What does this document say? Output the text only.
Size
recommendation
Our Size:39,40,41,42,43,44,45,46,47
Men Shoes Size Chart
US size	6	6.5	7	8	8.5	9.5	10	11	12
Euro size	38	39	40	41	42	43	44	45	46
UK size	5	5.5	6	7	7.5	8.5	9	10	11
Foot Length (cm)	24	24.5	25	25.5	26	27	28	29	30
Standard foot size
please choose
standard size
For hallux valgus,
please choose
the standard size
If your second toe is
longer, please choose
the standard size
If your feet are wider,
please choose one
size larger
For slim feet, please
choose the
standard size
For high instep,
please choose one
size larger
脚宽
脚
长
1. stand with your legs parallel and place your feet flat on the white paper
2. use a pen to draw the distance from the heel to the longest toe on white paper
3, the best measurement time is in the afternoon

### Your objective
Restate the records, all of them, precisely as written.

### Solved exercise
What does this document say? Output the text only.
Size
recommendation
Our Size:39,40,41,42,43,44,45,46,47
Men Shoes Size Chart
US size	6	6.5	7	8	8.5	9.5	10	11	12
Euro size	38	39	40	41	42	43	44	45	46
UK size	5	5.5	6	7	7.5	8.5	9	10	11
Foot Length (cm)	24	24.5	25	25.5	26	27	28	29	30
Standard foot size
please choose
standard size
For hallux valgus,
please choose
the standard size
If your second toe is
longer, please choose
the standard size
If your feet are wider,
please choose one
size larger
For slim feet, please
choose the
standard size
For high instep,
please choose one
size larger
脚宽
脚
长
1. stand with your legs parallel and place your feet flat on the white paper
2. use a pen to draw the distance from the heel to the longest toe on white paper
3, the best measurement time is in the afternoon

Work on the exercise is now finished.